● **What is expected**
Locate all lines with the word "Residential". Copy them.

● **The input**
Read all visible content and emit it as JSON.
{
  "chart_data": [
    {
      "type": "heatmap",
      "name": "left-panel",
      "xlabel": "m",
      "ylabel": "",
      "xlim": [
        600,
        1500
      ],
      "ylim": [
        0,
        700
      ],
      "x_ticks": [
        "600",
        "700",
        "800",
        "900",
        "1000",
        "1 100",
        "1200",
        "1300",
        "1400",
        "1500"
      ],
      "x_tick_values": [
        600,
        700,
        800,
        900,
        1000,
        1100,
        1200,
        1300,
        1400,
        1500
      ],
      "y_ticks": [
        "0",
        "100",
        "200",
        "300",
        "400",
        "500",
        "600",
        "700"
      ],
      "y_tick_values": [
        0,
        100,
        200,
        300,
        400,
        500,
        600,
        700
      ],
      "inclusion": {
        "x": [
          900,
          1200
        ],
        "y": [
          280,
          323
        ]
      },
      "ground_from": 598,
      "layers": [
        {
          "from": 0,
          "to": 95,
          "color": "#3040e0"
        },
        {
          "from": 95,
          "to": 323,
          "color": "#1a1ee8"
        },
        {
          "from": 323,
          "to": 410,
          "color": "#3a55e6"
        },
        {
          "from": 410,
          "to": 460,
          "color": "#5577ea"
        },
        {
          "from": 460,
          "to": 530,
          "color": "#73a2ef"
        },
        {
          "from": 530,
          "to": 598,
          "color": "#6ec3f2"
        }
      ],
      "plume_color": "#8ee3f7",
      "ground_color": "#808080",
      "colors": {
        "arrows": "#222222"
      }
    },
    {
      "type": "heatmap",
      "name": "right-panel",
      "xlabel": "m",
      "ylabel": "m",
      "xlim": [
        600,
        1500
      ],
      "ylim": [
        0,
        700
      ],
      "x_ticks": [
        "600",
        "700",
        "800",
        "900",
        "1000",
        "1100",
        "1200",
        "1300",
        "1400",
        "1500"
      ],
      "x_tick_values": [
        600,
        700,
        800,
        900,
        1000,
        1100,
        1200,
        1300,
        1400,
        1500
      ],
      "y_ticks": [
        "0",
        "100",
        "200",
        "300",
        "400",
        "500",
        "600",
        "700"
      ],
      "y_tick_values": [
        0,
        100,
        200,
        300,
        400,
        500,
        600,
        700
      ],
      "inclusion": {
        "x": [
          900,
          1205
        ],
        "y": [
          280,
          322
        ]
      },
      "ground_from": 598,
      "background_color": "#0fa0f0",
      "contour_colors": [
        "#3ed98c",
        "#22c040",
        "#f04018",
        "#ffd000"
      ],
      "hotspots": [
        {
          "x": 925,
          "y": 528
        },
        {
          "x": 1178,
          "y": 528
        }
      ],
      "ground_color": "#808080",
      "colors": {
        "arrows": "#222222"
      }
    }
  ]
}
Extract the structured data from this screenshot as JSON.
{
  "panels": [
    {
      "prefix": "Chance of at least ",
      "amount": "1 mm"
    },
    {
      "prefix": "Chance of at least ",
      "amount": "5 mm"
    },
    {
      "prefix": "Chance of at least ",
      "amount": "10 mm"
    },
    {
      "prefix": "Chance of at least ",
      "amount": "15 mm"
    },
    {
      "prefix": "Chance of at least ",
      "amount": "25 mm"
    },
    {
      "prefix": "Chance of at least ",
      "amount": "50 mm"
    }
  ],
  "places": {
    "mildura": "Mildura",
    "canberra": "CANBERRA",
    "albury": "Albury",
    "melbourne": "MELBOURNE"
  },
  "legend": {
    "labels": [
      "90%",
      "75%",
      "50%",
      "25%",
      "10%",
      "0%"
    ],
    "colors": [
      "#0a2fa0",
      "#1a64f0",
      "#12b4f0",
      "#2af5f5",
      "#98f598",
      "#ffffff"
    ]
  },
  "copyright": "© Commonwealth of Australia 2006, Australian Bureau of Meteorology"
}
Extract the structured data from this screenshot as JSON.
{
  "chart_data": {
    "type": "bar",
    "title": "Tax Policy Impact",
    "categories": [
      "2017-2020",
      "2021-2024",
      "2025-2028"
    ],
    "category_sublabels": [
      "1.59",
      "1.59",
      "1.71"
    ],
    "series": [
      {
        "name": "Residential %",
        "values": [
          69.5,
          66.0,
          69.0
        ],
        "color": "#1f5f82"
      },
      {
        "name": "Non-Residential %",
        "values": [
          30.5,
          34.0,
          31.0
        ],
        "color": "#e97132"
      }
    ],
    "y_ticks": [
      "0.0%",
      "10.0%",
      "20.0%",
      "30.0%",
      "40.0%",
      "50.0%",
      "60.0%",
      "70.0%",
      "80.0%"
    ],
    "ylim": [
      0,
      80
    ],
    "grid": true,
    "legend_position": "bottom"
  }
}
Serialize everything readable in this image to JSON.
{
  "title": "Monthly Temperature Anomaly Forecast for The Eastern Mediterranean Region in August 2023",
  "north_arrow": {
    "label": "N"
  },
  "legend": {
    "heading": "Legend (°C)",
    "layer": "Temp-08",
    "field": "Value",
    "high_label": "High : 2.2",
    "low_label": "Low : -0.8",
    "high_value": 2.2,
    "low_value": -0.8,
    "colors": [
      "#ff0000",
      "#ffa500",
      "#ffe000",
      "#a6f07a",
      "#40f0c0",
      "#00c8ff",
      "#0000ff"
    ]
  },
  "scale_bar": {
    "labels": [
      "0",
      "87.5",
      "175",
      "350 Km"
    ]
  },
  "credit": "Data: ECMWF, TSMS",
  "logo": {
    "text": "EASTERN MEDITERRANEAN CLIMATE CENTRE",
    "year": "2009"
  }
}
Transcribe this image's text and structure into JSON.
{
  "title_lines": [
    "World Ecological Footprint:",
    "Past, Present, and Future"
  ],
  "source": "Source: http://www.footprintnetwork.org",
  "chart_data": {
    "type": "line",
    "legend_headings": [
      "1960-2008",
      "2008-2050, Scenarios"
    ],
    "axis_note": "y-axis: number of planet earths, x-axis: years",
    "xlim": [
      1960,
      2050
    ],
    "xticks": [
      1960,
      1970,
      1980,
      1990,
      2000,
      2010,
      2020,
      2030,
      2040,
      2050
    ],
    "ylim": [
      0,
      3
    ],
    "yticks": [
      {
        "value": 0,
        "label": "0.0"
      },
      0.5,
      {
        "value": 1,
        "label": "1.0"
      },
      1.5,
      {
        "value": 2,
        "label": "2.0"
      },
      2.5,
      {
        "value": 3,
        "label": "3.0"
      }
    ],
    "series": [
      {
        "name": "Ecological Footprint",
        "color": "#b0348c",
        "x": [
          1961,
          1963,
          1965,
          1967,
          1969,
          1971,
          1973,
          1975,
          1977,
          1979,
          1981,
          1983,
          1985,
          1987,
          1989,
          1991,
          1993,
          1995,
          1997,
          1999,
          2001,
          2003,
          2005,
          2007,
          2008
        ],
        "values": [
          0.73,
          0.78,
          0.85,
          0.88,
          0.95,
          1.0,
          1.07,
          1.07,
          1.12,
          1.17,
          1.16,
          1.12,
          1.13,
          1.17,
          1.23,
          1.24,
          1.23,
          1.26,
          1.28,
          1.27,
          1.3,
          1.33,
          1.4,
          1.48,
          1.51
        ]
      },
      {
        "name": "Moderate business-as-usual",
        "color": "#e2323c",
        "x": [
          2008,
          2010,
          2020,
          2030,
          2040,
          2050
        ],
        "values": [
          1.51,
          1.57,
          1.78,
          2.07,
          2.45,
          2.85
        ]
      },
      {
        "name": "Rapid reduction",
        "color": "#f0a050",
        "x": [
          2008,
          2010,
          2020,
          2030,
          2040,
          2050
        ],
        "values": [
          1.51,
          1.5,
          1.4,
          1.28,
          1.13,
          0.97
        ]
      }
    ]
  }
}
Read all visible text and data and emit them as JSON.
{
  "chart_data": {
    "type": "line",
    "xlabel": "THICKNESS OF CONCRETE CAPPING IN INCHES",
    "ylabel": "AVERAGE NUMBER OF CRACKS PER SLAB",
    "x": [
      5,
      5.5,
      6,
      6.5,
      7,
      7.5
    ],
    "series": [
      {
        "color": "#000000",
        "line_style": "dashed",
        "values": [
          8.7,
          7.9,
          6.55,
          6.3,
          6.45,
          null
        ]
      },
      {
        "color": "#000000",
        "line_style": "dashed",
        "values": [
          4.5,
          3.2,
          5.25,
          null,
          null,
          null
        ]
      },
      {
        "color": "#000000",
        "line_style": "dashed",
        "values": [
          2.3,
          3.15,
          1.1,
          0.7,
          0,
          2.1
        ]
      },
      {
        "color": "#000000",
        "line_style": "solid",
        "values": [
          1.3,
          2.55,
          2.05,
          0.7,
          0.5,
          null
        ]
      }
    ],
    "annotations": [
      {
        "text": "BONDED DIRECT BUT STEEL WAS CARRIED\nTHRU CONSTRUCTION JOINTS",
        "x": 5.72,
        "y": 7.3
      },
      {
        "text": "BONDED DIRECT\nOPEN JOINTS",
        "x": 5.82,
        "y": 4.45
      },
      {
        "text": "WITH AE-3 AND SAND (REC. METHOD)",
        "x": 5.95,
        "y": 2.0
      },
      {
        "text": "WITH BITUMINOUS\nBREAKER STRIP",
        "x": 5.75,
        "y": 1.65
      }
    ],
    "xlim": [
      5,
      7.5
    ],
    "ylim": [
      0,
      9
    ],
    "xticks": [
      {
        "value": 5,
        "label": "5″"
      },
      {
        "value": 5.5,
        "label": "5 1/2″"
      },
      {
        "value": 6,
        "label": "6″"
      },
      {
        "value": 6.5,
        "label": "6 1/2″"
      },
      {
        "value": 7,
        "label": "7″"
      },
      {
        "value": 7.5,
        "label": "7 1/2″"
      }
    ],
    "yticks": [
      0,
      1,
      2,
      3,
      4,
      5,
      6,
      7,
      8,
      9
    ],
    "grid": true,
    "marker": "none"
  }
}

● **Full answer**
        "name": "Residential %",
        "name": "Non-Residential %",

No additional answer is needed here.